Record extracts >>
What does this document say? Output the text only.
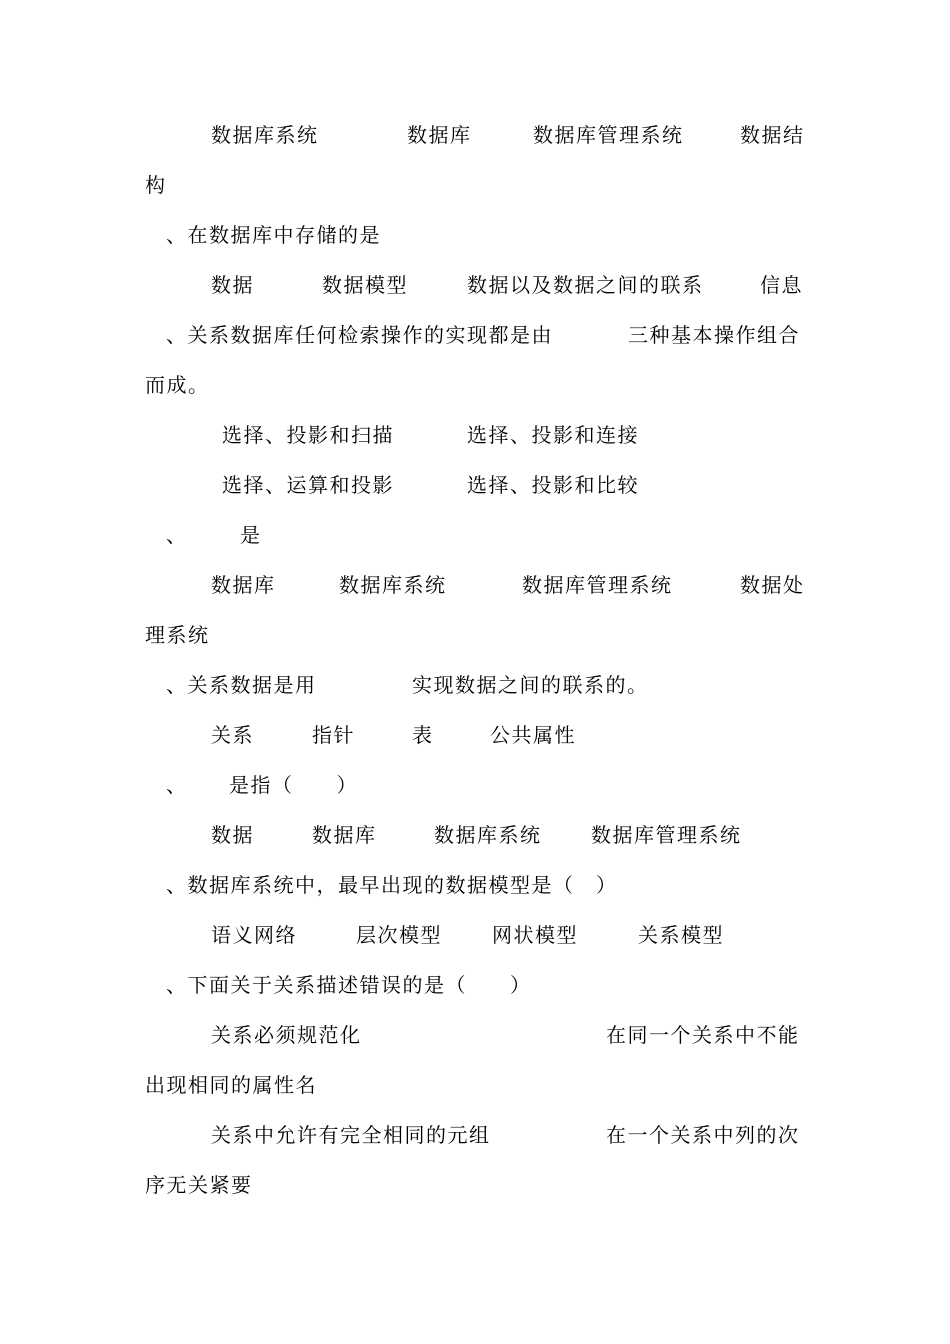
数据库系统	数据库	数据库管理系统	数据结
构
、在数据库中存储的是
数据	数据模型	数据以及数据之间的联系	信息
、关系数据库任何检索操作的实现都是由	三种基本操作组合
而成。
选择、投影和扫描	选择、投影和连接
选择、运算和投影	选择、投影和比较
、	是
数据库	数据库系统	数据库管理系统	数据处
理系统
、关系数据是用	实现数据之间的联系的。
关系	指针	表	公共属性
、 是指（　　）
数据	数据库	数据库系统 数据库管理系统
、数据库系统中，最早出现的数据模型是（　）
语义网络	层次模型	网状模型	关系模型
、下面关于关系描述错误的是（　　）
关系必须规范化	在同一个关系中不能
出现相同的属性名
关系中允许有完全相同的元组	在一个关系中列的次
序无关紧要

Requirement >> Reproduce the material above in full and without alteration, but skip all pictures.

Exercise output >>
What does this document say? Output the text only.
数据库系统	数据库	数据库管理系统	数据结
构
、在数据库中存储的是
数据	数据模型	数据以及数据之间的联系	信息
、关系数据库任何检索操作的实现都是由	三种基本操作组合
而成。
选择、投影和扫描	选择、投影和连接
选择、运算和投影	选择、投影和比较
、	是
数据库	数据库系统	数据库管理系统	数据处
理系统
、关系数据是用	实现数据之间的联系的。
关系	指针	表	公共属性
、 是指（　　）
数据	数据库	数据库系统 数据库管理系统
、数据库系统中，最早出现的数据模型是（　）
语义网络	层次模型	网状模型	关系模型
、下面关于关系描述错误的是（　　）
关系必须规范化	在同一个关系中不能
出现相同的属性名
关系中允许有完全相同的元组	在一个关系中列的次
序无关紧要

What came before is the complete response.